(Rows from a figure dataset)
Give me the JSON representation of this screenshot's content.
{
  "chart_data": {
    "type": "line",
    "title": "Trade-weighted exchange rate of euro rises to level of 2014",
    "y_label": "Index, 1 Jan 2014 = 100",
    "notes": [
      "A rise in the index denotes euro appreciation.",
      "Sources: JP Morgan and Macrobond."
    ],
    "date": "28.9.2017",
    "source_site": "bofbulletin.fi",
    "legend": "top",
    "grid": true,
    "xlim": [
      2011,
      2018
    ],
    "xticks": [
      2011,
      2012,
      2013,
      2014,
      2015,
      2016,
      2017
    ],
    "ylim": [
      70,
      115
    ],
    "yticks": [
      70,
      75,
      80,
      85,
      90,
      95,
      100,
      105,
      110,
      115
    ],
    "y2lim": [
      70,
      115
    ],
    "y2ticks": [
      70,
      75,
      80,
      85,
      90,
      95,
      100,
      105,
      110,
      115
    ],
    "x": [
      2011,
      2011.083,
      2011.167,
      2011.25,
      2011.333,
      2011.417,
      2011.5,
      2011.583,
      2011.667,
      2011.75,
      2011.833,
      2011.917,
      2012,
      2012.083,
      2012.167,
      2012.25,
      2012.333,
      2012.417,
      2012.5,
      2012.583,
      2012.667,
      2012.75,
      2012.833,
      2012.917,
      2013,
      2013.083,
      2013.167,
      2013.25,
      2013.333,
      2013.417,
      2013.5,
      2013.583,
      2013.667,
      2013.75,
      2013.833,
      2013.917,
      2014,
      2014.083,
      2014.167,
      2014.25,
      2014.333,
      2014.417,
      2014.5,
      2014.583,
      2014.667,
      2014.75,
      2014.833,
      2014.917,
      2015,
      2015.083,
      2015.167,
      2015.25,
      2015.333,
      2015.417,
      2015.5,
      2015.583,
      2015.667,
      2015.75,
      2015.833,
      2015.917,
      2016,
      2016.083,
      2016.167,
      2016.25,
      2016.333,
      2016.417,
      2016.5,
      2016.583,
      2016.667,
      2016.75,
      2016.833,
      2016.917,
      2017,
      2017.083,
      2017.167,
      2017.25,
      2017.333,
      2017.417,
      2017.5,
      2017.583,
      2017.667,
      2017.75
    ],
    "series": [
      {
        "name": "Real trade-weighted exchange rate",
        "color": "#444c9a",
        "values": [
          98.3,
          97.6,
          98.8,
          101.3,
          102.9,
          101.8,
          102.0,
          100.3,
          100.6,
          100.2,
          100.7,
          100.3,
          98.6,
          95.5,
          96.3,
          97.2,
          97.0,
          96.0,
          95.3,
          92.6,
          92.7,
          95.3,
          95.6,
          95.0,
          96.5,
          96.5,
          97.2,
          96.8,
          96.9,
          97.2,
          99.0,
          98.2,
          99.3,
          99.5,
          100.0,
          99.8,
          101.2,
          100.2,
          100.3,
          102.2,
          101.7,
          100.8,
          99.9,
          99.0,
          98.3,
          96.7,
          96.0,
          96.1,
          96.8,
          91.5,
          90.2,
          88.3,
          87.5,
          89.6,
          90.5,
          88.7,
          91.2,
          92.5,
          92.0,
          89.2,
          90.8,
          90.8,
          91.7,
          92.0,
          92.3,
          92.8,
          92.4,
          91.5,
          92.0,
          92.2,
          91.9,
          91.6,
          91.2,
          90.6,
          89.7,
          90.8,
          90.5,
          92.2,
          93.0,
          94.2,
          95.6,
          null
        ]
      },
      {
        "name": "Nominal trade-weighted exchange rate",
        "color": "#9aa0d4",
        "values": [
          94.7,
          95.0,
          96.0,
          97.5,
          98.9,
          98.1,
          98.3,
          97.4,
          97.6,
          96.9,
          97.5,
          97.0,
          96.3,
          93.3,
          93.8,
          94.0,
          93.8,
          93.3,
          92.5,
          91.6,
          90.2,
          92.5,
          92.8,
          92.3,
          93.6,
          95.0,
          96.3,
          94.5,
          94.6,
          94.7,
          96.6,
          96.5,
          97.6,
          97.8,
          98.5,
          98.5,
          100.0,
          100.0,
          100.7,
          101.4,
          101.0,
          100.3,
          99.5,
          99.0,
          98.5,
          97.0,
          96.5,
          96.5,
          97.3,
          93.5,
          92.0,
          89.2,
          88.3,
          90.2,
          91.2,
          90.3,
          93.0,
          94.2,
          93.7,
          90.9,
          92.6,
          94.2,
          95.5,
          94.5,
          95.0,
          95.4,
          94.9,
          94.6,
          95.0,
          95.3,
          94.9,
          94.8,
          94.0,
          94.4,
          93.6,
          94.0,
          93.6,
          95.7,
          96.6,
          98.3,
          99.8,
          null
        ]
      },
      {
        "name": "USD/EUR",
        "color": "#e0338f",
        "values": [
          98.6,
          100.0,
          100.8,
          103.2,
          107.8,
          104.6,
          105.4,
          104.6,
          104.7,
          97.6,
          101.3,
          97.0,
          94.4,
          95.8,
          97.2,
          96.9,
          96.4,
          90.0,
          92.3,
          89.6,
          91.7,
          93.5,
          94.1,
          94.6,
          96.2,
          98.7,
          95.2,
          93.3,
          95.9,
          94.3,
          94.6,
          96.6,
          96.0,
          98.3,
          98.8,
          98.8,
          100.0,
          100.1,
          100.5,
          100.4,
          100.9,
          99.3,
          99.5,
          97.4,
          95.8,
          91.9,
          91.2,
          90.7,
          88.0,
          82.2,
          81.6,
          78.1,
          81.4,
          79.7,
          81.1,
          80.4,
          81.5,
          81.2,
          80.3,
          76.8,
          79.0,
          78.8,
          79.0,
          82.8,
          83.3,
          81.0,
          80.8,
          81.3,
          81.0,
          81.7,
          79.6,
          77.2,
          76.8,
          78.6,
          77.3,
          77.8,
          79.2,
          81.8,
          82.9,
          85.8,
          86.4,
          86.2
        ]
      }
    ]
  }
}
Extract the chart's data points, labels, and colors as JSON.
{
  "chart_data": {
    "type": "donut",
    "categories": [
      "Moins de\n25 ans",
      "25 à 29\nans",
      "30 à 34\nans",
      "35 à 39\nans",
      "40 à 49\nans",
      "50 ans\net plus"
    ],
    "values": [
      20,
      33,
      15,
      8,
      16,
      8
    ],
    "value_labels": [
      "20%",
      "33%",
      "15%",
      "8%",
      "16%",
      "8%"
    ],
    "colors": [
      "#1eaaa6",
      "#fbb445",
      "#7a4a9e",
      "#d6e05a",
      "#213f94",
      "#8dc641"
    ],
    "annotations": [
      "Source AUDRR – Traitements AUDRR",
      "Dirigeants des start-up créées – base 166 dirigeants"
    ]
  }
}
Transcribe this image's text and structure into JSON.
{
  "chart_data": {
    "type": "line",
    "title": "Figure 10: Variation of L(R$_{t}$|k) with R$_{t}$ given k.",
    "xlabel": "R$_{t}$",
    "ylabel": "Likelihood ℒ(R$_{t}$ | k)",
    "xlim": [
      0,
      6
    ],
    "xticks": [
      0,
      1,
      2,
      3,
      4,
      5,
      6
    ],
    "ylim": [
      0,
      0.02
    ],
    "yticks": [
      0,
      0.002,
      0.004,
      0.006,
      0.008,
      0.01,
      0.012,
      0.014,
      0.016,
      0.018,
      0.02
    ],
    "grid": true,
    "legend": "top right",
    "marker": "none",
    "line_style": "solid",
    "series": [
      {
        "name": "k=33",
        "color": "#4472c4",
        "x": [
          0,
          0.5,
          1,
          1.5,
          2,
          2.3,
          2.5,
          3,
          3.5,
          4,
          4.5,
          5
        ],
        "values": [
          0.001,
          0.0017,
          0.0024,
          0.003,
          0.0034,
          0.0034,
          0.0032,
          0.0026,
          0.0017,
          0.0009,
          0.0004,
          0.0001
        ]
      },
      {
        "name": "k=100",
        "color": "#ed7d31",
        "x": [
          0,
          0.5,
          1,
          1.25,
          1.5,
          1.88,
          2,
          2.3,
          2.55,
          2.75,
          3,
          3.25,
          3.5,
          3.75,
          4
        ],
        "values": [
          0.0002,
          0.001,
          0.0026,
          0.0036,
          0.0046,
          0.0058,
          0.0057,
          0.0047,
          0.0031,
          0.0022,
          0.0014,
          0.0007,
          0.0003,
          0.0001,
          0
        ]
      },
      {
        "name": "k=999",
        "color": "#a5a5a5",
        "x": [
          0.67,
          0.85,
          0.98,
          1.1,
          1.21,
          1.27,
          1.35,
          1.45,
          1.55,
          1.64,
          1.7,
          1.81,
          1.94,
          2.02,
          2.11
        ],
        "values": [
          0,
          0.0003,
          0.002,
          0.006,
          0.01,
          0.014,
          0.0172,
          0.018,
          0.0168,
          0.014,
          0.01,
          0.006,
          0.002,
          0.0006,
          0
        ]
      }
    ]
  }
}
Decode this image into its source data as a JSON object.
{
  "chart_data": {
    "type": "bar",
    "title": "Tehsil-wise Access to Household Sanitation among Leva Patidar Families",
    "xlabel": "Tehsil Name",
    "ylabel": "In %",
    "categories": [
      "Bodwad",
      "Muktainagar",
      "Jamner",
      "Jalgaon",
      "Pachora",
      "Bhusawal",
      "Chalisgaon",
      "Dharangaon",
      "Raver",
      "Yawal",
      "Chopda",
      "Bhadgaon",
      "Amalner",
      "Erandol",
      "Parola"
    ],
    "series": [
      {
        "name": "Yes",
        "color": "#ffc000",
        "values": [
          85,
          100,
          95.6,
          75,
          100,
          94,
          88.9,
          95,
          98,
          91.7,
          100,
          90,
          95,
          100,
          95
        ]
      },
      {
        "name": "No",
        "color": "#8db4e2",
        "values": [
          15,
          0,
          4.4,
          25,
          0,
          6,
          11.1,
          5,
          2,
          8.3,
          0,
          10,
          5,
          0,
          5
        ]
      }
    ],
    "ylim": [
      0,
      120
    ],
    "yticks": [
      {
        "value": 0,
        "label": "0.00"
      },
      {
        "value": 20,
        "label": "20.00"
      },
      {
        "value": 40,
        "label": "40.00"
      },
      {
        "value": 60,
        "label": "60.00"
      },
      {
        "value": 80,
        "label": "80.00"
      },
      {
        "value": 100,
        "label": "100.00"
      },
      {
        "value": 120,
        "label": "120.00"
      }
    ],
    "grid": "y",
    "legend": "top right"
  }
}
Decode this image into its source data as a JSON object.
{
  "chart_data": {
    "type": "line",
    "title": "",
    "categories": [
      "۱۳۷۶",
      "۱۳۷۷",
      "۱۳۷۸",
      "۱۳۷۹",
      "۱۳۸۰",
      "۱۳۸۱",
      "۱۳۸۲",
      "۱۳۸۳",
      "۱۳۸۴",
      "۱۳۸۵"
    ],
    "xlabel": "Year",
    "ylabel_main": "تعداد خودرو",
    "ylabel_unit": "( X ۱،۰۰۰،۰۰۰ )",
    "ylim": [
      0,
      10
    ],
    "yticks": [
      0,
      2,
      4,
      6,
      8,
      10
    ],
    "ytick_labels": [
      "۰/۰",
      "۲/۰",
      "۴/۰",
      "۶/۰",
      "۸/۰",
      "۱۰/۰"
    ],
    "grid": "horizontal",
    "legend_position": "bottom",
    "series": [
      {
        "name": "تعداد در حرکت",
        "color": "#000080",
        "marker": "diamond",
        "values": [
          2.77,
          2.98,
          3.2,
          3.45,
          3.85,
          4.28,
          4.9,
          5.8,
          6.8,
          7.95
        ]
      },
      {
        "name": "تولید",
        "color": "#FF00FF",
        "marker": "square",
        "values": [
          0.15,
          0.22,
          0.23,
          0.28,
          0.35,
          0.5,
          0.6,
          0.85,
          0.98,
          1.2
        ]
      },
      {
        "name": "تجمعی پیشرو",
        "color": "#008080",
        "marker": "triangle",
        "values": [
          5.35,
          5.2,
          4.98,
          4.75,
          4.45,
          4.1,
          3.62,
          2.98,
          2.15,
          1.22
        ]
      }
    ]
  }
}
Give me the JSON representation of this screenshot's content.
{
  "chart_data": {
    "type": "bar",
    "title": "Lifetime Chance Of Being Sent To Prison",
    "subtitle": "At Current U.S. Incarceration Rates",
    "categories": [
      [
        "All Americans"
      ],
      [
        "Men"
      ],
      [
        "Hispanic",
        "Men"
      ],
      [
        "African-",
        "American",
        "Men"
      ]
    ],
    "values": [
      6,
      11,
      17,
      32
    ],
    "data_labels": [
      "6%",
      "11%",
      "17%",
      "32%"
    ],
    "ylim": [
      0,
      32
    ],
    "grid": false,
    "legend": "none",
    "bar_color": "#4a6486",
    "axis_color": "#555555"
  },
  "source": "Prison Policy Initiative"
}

_Exercise instructions_. Look through the entries above and list every line containing "grid".

_Expected answer_.
    "grid": true,
    "grid": true,
    "grid": "y",
    "grid": "horizontal",
    "grid": false,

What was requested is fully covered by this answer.